[Stored dataset items]

Start

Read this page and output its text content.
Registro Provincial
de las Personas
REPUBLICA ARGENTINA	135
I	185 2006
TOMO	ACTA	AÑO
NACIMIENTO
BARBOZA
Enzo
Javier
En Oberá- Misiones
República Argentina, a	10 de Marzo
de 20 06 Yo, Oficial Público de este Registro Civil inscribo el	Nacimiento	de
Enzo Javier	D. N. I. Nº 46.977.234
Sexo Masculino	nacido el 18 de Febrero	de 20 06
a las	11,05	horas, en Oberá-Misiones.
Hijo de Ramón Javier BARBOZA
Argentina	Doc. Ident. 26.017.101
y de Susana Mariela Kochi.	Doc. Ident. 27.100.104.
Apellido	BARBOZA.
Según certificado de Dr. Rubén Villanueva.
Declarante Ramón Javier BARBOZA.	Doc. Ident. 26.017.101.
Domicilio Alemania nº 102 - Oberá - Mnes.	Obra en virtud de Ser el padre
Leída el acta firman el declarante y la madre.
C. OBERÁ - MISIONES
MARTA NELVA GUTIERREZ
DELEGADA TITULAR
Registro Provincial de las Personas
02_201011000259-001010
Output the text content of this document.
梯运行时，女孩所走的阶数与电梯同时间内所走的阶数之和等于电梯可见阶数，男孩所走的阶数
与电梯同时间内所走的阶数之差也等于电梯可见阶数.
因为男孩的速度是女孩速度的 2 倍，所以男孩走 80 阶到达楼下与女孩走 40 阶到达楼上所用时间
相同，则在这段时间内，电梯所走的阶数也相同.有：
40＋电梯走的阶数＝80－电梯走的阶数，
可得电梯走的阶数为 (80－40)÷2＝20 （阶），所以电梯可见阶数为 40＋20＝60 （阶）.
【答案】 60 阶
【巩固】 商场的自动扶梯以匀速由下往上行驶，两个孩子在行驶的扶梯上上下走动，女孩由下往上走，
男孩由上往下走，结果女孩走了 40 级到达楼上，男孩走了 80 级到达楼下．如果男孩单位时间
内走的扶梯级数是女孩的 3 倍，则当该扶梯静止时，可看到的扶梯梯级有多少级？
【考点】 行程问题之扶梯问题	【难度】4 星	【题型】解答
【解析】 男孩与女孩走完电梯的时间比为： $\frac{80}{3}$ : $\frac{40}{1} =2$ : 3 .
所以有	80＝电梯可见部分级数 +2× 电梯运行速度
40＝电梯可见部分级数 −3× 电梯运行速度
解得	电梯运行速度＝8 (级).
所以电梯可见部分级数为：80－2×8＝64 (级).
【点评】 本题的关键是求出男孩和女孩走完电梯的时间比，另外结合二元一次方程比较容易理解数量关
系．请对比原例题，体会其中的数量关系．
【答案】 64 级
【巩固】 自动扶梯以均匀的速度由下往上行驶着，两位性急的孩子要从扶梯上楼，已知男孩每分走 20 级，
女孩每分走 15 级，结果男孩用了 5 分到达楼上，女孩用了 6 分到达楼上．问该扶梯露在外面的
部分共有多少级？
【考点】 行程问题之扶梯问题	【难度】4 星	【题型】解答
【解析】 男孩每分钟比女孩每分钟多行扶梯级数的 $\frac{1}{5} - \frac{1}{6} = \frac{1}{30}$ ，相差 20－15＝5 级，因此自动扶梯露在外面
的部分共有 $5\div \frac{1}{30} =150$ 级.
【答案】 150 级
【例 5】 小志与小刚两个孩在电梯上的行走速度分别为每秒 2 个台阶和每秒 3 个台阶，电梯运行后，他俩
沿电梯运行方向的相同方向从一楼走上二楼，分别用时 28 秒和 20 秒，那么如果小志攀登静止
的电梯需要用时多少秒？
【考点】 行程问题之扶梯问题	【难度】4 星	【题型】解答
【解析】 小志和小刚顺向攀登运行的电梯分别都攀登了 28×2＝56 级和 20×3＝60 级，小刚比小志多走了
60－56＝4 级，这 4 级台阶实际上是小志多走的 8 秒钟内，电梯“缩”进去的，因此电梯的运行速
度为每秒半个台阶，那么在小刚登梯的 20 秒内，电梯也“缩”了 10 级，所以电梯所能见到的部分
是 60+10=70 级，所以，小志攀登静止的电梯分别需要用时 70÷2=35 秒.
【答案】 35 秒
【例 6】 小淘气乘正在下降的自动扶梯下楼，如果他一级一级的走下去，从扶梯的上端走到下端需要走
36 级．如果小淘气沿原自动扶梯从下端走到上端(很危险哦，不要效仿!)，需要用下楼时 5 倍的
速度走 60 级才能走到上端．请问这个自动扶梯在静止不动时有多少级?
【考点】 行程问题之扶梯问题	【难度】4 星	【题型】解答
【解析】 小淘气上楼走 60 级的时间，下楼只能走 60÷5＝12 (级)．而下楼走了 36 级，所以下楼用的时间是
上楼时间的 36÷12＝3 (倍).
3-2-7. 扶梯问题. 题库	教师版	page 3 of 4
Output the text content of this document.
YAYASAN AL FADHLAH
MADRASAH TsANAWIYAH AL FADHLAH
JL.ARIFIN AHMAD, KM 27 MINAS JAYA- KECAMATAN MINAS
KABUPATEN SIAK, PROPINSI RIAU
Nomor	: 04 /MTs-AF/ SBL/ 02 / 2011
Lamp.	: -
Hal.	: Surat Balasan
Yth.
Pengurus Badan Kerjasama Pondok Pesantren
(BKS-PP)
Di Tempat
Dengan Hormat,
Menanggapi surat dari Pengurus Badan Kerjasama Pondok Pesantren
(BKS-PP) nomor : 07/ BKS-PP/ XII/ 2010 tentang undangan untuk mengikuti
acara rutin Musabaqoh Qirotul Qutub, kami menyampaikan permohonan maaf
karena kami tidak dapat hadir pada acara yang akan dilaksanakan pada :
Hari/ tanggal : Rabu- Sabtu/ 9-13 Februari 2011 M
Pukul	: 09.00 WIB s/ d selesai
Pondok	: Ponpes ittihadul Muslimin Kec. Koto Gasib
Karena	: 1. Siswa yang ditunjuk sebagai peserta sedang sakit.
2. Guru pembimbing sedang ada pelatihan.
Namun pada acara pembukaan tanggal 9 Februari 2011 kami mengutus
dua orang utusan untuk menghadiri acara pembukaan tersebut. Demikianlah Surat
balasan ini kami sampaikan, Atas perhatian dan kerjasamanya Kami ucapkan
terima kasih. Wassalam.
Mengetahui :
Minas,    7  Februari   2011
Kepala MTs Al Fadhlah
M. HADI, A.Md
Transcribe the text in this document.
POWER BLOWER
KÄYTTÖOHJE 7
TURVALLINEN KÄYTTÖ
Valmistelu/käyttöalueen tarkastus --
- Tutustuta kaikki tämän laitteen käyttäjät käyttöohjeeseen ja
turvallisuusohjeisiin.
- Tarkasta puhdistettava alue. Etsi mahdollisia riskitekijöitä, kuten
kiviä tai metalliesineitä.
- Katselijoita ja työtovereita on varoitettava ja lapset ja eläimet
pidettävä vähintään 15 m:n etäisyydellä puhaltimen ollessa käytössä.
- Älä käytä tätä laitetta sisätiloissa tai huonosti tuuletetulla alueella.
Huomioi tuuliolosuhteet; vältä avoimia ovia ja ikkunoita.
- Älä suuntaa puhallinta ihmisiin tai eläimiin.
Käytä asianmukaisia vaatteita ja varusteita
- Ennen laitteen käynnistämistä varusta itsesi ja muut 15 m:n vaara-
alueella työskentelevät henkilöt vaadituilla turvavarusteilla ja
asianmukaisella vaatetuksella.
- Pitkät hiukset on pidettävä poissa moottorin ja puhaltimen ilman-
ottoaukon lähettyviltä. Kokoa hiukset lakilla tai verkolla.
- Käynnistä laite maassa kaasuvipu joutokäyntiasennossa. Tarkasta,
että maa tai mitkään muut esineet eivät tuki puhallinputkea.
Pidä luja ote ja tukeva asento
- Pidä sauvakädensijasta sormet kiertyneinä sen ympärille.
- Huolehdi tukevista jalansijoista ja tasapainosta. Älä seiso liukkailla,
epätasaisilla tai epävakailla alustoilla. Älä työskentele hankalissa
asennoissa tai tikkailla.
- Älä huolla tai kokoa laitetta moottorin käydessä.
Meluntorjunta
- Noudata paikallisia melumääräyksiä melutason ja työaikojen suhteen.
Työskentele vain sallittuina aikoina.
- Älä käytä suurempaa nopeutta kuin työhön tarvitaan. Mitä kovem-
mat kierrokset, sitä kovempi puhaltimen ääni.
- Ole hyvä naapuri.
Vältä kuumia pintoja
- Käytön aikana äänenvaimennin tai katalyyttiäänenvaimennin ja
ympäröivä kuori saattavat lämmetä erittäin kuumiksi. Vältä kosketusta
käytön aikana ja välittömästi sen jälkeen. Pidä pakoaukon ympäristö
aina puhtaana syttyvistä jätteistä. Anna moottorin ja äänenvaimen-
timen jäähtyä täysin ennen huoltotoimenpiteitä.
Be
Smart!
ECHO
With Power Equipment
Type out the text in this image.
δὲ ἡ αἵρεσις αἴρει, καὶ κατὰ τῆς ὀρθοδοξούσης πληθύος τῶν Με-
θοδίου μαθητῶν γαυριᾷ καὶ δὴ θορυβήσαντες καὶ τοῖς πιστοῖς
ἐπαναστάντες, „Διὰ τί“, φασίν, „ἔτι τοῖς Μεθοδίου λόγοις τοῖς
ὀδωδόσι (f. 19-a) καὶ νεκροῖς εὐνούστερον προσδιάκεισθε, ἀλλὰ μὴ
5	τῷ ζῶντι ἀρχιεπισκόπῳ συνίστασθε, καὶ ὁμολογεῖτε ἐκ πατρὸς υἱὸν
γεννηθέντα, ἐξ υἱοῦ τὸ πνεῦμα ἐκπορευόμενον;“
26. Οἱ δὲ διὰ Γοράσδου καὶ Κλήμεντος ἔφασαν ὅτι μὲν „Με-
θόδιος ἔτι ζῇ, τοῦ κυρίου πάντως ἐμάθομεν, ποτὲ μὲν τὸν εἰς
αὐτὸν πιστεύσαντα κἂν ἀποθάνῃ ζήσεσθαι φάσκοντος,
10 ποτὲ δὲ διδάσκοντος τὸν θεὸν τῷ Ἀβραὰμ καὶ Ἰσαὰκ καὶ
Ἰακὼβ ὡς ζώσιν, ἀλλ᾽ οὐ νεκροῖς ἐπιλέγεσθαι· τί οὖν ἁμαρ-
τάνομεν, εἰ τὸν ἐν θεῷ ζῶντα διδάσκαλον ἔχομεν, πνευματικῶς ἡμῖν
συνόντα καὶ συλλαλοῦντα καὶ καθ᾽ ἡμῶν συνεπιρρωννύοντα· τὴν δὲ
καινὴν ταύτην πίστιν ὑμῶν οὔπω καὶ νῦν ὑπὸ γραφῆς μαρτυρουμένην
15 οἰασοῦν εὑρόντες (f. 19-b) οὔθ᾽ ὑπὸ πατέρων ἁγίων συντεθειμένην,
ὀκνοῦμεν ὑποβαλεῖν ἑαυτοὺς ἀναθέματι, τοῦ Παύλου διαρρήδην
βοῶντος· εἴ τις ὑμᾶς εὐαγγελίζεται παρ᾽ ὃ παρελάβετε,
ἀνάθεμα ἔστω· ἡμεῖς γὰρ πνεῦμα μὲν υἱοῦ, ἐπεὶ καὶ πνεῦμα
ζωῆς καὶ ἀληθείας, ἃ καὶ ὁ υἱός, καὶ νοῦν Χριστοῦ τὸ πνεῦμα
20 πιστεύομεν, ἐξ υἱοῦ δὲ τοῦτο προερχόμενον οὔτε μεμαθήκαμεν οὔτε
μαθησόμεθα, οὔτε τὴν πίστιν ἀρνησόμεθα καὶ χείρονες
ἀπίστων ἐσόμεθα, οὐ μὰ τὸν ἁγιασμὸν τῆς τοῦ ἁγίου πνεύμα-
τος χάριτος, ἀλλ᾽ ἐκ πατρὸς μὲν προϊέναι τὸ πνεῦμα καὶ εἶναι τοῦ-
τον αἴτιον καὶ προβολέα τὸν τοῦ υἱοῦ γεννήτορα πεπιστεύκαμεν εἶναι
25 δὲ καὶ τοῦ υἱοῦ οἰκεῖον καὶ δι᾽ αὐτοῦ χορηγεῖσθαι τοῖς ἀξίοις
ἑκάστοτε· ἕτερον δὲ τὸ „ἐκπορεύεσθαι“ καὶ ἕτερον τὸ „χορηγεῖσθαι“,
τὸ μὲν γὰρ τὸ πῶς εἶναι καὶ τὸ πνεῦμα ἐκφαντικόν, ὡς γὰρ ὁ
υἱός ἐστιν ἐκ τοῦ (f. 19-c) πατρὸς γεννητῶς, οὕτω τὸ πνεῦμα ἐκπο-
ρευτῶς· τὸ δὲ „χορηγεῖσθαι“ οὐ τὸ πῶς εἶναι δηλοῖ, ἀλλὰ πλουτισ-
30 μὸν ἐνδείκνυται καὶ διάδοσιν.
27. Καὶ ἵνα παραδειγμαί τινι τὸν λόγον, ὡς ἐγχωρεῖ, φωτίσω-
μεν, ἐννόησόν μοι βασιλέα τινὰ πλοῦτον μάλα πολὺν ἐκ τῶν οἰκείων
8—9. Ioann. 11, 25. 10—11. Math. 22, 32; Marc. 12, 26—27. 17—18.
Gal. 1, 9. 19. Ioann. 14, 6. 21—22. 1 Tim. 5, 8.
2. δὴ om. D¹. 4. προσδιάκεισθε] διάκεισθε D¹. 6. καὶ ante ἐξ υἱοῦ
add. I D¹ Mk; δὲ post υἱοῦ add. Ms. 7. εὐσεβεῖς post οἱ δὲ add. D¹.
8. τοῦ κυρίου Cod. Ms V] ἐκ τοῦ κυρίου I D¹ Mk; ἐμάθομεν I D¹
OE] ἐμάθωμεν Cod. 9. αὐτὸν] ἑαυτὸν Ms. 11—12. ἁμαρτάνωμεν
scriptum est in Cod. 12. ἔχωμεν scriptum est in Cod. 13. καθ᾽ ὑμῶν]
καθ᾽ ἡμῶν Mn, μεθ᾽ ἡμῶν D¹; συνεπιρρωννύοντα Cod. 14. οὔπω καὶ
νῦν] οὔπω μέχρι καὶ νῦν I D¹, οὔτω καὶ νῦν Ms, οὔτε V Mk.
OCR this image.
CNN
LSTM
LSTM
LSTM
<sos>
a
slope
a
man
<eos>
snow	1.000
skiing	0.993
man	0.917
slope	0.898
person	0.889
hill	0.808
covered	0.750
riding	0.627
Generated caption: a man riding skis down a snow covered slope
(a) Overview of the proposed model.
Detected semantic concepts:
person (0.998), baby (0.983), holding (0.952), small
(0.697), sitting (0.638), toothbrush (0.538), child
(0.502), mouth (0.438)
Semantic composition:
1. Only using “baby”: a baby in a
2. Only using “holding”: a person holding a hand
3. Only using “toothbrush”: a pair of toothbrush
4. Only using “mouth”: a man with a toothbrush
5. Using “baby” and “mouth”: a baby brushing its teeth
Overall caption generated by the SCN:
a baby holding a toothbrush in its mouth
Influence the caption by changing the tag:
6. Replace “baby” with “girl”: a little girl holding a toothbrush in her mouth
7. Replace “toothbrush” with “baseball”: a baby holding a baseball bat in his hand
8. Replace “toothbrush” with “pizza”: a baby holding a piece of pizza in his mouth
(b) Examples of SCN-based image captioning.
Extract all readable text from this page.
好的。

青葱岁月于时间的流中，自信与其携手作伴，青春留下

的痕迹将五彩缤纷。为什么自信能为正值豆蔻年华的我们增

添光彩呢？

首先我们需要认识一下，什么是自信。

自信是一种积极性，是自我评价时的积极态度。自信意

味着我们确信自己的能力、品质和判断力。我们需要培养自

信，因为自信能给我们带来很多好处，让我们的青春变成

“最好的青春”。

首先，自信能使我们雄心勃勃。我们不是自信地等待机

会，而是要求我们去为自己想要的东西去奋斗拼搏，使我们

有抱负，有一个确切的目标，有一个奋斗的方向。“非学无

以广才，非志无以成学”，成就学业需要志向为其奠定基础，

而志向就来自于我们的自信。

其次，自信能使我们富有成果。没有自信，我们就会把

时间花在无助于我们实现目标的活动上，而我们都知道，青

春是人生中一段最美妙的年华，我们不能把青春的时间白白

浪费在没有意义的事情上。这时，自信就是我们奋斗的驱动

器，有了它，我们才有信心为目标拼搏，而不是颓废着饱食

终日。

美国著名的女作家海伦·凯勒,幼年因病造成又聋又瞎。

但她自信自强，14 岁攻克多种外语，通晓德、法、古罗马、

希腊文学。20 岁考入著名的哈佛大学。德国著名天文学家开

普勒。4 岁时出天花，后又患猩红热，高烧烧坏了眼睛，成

End

▶ _Your goal_
State how many lines in the records above contain the word "χορηγεῖσθαι", giving only the number.

▶ _Reply_
3